— INSTRUCTION —
Write down every entry below once more, exactly.

══════════════════════════════

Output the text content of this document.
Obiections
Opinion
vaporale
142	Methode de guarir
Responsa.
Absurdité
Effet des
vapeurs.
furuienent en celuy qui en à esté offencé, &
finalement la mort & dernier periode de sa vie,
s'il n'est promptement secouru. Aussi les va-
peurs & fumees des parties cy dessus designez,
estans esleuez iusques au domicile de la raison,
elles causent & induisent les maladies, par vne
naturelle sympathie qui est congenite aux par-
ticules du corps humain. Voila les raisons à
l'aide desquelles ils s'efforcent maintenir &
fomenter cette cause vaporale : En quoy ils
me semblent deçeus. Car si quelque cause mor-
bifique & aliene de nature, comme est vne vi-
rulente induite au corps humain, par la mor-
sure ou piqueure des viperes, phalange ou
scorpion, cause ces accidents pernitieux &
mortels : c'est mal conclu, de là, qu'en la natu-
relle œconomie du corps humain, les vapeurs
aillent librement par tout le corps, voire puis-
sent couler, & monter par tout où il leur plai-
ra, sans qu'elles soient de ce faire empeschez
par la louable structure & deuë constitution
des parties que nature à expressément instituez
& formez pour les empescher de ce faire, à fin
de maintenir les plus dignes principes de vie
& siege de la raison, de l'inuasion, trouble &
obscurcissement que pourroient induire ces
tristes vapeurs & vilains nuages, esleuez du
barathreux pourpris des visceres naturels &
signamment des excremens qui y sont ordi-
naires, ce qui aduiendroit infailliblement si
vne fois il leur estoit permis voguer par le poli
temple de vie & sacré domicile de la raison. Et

══════════════════════════════

— EXERCISE OUTPUT —
Output the text content of this document.
Obiections
Opinion
vaporale
142	Methode de guarir
Responsa.
Absurdité
Effet des
vapeurs.
furuienent en celuy qui en à esté offencé, &
finalement la mort & dernier periode de sa vie,
s'il n'est promptement secouru. Aussi les va-
peurs & fumees des parties cy dessus designez,
estans esleuez iusques au domicile de la raison,
elles causent & induisent les maladies, par vne
naturelle sympathie qui est congenite aux par-
ticules du corps humain. Voila les raisons à
l'aide desquelles ils s'efforcent maintenir &
fomenter cette cause vaporale : En quoy ils
me semblent deçeus. Car si quelque cause mor-
bifique & aliene de nature, comme est vne vi-
rulente induite au corps humain, par la mor-
sure ou piqueure des viperes, phalange ou
scorpion, cause ces accidents pernitieux &
mortels : c'est mal conclu, de là, qu'en la natu-
relle œconomie du corps humain, les vapeurs
aillent librement par tout le corps, voire puis-
sent couler, & monter par tout où il leur plai-
ra, sans qu'elles soient de ce faire empeschez
par la louable structure & deuë constitution
des parties que nature à expressément instituez
& formez pour les empescher de ce faire, à fin
de maintenir les plus dignes principes de vie
& siege de la raison, de l'inuasion, trouble &
obscurcissement que pourroient induire ces
tristes vapeurs & vilains nuages, esleuez du
barathreux pourpris des visceres naturels &
signamment des excremens qui y sont ordi-
naires, ce qui aduiendroit infailliblement si
vne fois il leur estoit permis voguer par le poli
temple de vie & sacré domicile de la raison. Et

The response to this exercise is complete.